» DATA IN THIS EXERCISE:
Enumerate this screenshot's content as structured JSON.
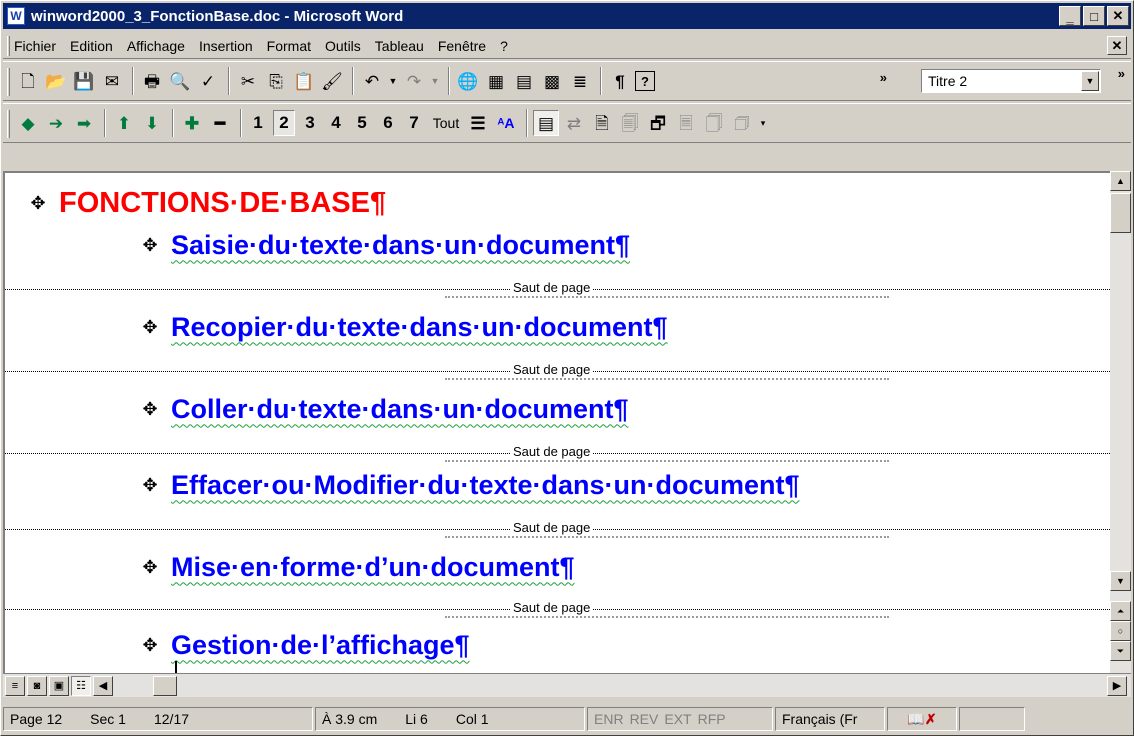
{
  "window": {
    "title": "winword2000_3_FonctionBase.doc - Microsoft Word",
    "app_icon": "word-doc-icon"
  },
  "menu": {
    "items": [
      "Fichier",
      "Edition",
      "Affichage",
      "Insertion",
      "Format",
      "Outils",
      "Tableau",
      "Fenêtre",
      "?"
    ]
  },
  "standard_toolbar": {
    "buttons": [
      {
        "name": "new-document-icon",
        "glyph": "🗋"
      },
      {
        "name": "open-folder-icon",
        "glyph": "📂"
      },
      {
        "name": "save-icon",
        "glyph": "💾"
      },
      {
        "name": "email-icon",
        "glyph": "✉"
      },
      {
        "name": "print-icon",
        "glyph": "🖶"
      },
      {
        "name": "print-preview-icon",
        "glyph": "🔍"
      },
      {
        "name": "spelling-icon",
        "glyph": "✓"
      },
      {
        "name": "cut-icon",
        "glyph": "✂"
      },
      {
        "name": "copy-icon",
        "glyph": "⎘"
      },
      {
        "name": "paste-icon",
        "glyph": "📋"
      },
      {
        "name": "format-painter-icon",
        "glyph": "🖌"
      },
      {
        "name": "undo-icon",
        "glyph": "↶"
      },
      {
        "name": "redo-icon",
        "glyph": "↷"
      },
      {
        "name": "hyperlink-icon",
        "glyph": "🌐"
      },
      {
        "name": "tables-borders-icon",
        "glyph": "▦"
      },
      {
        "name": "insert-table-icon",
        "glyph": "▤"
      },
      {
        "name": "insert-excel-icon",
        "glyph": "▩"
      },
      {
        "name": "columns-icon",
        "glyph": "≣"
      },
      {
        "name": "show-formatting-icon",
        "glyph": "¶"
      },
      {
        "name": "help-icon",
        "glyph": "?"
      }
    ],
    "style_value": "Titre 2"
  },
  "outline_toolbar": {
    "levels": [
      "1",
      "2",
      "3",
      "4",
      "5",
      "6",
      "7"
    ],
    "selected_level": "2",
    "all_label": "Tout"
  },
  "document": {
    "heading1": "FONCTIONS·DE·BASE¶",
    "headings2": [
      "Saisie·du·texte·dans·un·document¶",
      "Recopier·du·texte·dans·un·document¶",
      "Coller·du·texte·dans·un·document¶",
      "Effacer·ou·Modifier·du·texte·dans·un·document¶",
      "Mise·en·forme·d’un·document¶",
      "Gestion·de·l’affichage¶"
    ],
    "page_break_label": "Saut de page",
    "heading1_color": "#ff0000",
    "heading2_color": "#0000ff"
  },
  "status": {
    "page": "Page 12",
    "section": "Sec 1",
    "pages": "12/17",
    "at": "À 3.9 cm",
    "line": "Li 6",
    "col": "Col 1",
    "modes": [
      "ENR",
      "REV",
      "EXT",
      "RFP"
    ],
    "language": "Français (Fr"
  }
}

--

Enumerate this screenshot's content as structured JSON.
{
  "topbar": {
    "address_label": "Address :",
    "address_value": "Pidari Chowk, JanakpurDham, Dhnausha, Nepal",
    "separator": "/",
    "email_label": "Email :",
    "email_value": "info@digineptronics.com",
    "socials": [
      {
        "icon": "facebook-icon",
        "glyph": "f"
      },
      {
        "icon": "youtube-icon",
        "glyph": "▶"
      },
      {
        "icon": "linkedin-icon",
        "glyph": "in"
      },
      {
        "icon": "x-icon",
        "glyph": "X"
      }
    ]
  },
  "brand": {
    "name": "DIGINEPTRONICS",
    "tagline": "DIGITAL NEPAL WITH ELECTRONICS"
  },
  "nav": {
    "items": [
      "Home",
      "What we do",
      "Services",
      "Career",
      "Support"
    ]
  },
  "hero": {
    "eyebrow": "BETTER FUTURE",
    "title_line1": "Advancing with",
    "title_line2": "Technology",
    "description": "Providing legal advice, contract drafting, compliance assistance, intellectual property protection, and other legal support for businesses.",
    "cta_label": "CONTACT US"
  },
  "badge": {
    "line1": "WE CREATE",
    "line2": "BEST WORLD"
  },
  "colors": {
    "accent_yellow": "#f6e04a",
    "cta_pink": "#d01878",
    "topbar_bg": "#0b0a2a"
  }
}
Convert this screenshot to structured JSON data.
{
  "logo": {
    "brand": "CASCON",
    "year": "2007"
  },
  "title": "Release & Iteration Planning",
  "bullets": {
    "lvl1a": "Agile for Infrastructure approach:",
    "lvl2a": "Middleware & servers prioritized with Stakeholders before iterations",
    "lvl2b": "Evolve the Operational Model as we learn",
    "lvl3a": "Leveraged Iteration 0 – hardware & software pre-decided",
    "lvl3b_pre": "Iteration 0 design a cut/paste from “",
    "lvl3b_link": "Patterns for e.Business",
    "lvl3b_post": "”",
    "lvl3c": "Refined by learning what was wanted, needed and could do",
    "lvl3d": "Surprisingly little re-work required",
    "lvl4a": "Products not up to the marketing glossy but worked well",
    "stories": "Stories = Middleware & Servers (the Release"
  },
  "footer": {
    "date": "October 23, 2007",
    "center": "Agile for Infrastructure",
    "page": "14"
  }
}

---

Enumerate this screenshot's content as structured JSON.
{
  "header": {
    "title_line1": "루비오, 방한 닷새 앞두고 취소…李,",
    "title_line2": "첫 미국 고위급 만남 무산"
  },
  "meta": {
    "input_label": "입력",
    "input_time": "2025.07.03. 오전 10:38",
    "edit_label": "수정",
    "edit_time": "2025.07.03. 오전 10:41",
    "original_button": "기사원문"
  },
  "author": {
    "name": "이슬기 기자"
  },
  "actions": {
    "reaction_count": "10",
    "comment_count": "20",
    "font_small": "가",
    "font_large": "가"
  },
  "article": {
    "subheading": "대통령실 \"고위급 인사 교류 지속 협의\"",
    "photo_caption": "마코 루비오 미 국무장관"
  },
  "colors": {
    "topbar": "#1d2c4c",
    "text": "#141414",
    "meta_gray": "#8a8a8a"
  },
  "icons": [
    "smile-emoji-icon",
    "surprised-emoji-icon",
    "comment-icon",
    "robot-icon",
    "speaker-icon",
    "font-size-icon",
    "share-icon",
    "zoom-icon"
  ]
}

» REQUIREMENTS: Extract every line from the records above that contains the word "Infrastructure".

» SOLVED PROBLEM:
    "lvl1a": "Agile for Infrastructure approach:",
    "center": "Agile for Infrastructure",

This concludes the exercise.